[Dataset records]
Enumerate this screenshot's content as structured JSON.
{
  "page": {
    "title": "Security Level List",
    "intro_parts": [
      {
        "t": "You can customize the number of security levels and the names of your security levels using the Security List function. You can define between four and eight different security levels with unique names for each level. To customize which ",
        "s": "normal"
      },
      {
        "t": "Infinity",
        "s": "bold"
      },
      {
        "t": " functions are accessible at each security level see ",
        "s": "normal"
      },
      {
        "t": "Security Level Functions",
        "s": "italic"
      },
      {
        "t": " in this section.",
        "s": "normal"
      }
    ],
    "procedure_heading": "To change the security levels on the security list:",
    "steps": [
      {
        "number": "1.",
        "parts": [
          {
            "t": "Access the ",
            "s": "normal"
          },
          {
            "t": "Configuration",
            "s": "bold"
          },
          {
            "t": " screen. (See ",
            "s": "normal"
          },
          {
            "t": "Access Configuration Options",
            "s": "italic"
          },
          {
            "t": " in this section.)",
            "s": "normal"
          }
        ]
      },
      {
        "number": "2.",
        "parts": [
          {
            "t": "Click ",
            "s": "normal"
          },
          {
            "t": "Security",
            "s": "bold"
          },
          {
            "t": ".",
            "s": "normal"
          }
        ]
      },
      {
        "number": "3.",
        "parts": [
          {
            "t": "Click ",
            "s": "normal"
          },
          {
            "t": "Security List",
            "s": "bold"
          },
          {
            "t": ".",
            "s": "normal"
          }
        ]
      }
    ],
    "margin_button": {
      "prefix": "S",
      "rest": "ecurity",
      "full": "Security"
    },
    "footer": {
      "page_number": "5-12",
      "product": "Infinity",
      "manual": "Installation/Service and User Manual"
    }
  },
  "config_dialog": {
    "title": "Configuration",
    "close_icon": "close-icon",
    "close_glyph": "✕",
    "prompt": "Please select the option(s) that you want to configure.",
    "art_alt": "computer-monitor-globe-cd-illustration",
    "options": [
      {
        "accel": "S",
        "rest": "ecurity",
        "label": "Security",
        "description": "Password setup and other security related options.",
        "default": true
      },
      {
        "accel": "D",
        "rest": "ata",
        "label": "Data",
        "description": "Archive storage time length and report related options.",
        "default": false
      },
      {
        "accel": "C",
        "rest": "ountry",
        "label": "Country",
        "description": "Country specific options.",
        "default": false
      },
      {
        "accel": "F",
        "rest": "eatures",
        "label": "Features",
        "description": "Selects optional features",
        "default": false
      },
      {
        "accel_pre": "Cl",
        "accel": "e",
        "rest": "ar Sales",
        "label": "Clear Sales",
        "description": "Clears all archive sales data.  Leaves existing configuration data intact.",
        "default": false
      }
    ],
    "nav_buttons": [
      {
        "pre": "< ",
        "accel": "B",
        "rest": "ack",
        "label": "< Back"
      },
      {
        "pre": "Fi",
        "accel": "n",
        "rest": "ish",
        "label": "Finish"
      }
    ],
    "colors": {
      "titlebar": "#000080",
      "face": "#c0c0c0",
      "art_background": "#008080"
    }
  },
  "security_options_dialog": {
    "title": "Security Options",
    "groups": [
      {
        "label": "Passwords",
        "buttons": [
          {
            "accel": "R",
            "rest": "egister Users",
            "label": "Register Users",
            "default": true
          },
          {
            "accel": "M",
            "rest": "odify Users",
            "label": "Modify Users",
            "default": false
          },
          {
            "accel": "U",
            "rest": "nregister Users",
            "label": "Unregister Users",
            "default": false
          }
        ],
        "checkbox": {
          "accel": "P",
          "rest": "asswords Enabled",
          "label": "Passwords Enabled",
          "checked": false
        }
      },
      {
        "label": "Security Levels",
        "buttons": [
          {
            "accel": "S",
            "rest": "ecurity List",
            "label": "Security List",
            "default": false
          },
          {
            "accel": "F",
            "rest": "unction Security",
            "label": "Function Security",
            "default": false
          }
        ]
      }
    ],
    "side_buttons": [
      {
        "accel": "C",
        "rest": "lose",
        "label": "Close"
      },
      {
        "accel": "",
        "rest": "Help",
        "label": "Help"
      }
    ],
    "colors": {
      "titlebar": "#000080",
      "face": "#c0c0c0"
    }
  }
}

Given exercise:
Write out every line from the entries where "related" appears.

The answer:
        "description": "Password setup and other security related options.",
        "description": "Archive storage time length and report related options.",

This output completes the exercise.